AIM –
Return the whole listing, keeping every character the same.

══ INPUT ══

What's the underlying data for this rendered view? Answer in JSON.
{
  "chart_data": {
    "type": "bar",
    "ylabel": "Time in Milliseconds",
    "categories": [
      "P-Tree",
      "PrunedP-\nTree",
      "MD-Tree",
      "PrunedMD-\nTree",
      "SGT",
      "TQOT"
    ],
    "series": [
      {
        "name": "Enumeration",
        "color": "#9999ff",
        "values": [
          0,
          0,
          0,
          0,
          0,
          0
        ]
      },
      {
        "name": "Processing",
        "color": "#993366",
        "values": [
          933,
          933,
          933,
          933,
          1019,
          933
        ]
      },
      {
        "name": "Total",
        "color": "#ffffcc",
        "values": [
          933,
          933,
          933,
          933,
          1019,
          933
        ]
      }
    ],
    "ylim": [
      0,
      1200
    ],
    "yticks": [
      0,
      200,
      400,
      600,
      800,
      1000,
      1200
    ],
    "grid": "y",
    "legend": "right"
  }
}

═══

EXERCISE RESPONSE –
What's the underlying data for this rendered view? Answer in JSON.
{
  "chart_data": {
    "type": "bar",
    "ylabel": "Time in Milliseconds",
    "categories": [
      "P-Tree",
      "PrunedP-\nTree",
      "MD-Tree",
      "PrunedMD-\nTree",
      "SGT",
      "TQOT"
    ],
    "series": [
      {
        "name": "Enumeration",
        "color": "#9999ff",
        "values": [
          0,
          0,
          0,
          0,
          0,
          0
        ]
      },
      {
        "name": "Processing",
        "color": "#993366",
        "values": [
          933,
          933,
          933,
          933,
          1019,
          933
        ]
      },
      {
        "name": "Total",
        "color": "#ffffcc",
        "values": [
          933,
          933,
          933,
          933,
          1019,
          933
        ]
      }
    ],
    "ylim": [
      0,
      1200
    ],
    "yticks": [
      0,
      200,
      400,
      600,
      800,
      1000,
      1200
    ],
    "grid": "y",
    "legend": "right"
  }
}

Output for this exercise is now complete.